Collected data entries
↓↓↓

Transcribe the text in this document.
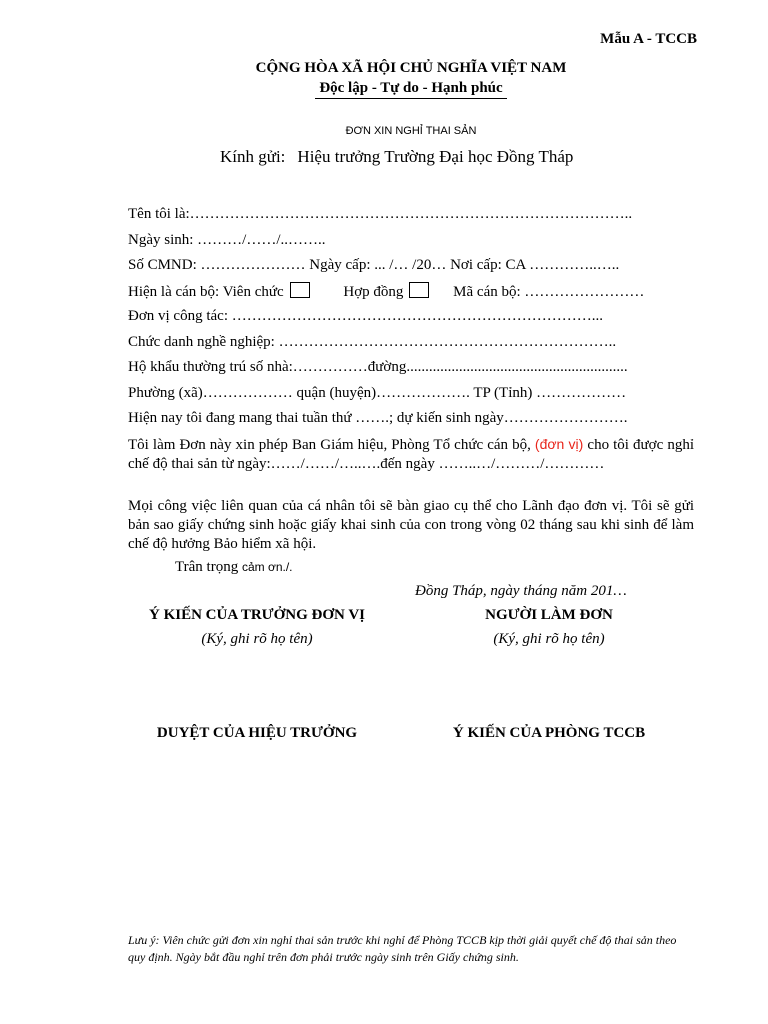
Mẫu A - TCCB
CỘNG HÒA XÃ HỘI CHỦ NGHĨA VIỆT NAM
Độc lập - Tự do - Hạnh phúc
ĐƠN XIN NGHỈ THAI SẢN
Kính gửi: Hiệu trưởng Trường Đại học Đồng Tháp
Tên tôi là:……………………………………………………………………………..
Ngày sinh: ………/……/..……..
Số CMND: ………………… Ngày cấp: ... /… /20… Nơi cấp: CA …………..…..
Hiện là cán bộ: Viên chức	Hợp đồng	Mã cán bộ: ……………………
Đơn vị công tác: ………………………………………………………………...
Chức danh nghề nghiệp: …………………………………………………………..
Hộ khẩu thường trú số nhà:……………đường...........................................................
Phường (xã)……………… quận (huyện)………………. TP (Tỉnh) ………………
Hiện nay tôi đang mang thai tuần thứ …….; dự kiến sinh ngày…………………….
Tôi làm Đơn này xin phép Ban Giám hiệu, Phòng Tổ chức cán bộ, (đơn vị) cho tôi được nghỉ chế độ thai sản từ ngày:……/……/…..….đến ngày ……..…/………/…………
Mọi công việc liên quan của cá nhân tôi sẽ bàn giao cụ thể cho Lãnh đạo đơn vị. Tôi sẽ gửi bản sao giấy chứng sinh hoặc giấy khai sinh của con trong vòng 02 tháng sau khi sinh để làm chế độ hưởng Bảo hiểm xã hội.
Trân trọng cảm ơn./.
Đồng Tháp, ngày tháng năm 201…
Ý KIẾN CỦA TRƯỞNG ĐƠN VỊ	NGƯỜI LÀM ĐƠN
(Ký, ghi rõ họ tên)	(Ký, ghi rõ họ tên)
DUYỆT CỦA HIỆU TRƯỞNG	Ý KIẾN CỦA PHÒNG TCCB
Lưu ý: Viên chức gửi đơn xin nghỉ thai sản trước khi nghỉ để Phòng TCCB kịp thời giải quyết chế độ thai sản theo quy định. Ngày bắt đầu nghỉ trên đơn phải trước ngày sinh trên Giấy chứng sinh.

↑↑↑

**Prompt:** In the entries above, how many lines contain the word "tháng"? Answer with the number only.

**Reply:** 2